Phyllis Schlafly a le sourire figé de ces dames de banlieues dorées, le geste gracieux et la robe pastel impeccable. Mais derrière son apparence policée, elle dissimule de bien sombres desseins. Car cette militante républicaine, qui a échoué à se faire élire au Congrès, a trouvé son "créneau" : elle va se poser en fer de lance de l'anti-féminisme. Et embarquer dans son sillage une cohorte de femmes au foyer pour s'opposer, dans les années 70, à la ratification de l'Equal Rights Amendment (ERA), amendement visant à garantir l'égalité des droits entre femmes et hommes aux Etats-Unis.
C'est l'originalité de Mrs. America, nouvelle mini-série historique léchée créée par Dahvi Waller, l'une des scénaristes du bijou Mad Men : prendre comme point d'entrée cette "égérie" réac, aussi brillante que clivante, pour explorer la "deuxième vague" féministe qui déferla aux Etats-Unis dans les seventies. Férocement ambitieuse et maline, cette mère de six enfants a rapidement réalisé que ses connaissances dans le nucléaire se révéleront finalement moins "vendeuses" que ses prises de position virulentes contre l'émancipation des femmes.
A grands renforts de rhétorique poussiéreuse, de "causeries" dans des salons cossus et de lobbying habile (les mies de pain maison, cela vous change un homme... et un vote), Phyllis Schlafly brandira le "cauchemar féministe totalitaire" comme ultime menace du sacro-saint "American way of life" ("La libération est dans les foyers"). Fédérant un réseau actif de housewives traditionalistes, elle étendra progressivement son influence. Et grâce à son armée de petites mains domestiques et à sa campagne "STOP ERA" (STOP pour "Stop Taking Our Privileges" - "Arrêtez de voler nos privilèges") parviendra à stopper l'avancée de l'amendement porté par les "émancipées" (comprendre les féministes).
Un personnage d'autant plus ambivalent que Phyllis Schlafly passera une bonne partie de sa vie à sillonner les routes, écumer les meetings, hanter les plateaux de télé et les couloirs du Capitole pour marteler que la place des femmes est... à la maison.

* _Extrait de données_:
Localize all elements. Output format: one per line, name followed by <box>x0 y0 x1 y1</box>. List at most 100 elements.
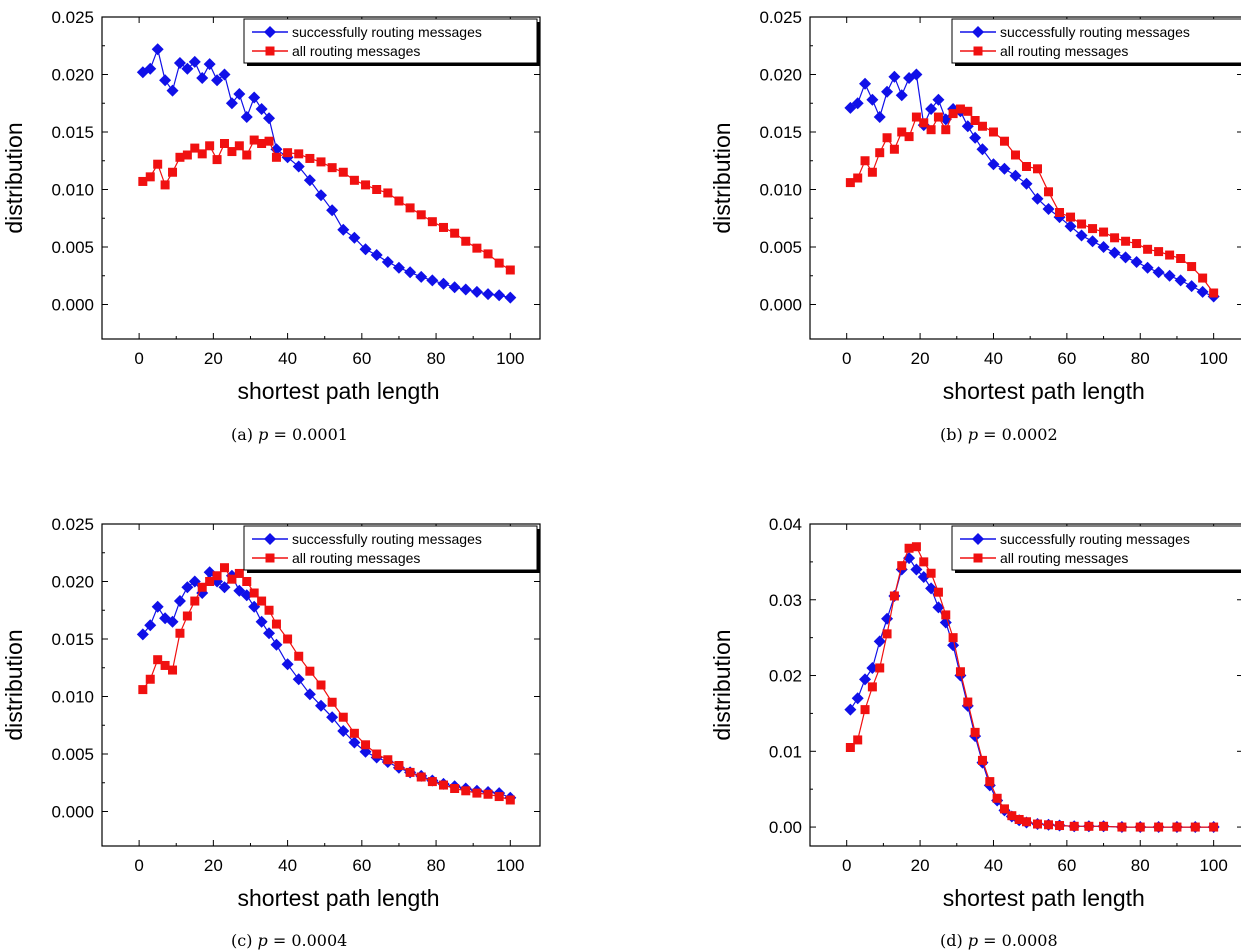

* _Travail demandé_:
[a] Répondez à ces questions à partir du texte sur la série Mrs. America :
(i) Quel amendement Phyllis Schlafly s'emploie-t-elle à faire échouer dans les années 70 ?
(ii) Qui a créé la mini-série Mrs. America ?
(iii) Que signifie le sigle STOP de la campagne « STOP ERA » ?
[b] Prolongez le texte sur la série Mrs. America en reprenant après sa dernière phrase.
Le matériel n'est pas utile pour cet exercice.

* _Corrigé de l'exercice_:
[a]
(i) L'Equal Rights Amendment (ERA).
(ii) Dahvi Waller.
(iii) « Stop Taking Our Privileges ».

[b]
C'est donc cette meneuse de troupes à contre-courant qui sert de fil conducteur à cette fresque ample qui voit s'enchevêtrer les parcours des activistes majeures de l'époque et avec lesquelles Phyllis Schlafly croisera le fer. On y retrouve ainsi "Gloria" (Steinem, l'iconique et bouillonnante journaliste porte-parole du mouvement, interprétée ici par Rose Byrne), "Betty" (Friedan, incarnée par Tracey Ullman, émouvante en doyenne opiniâtre dépassée par la jeune génération). Ou encore (et surtout) "Shirley".
Car c'est l'une des belles idées de ce Mrs America : braquer une lumière salutaire sur Shirley Chisholm, première femme afro-américaine élue au Congrès en 1968. Une pionnière dont le nom, comme tant d'autres, a sombré dans les limbes de l'Histoire. Son épisode dédié, réalisé par la scénariste noire Amma Asante, se permet de subtilement interroger le féminisme blanc, sonde les problématiques du mouvement intersectionnel. Et interpelle sur la place des femmes racisées- seules, trop seules- en politique.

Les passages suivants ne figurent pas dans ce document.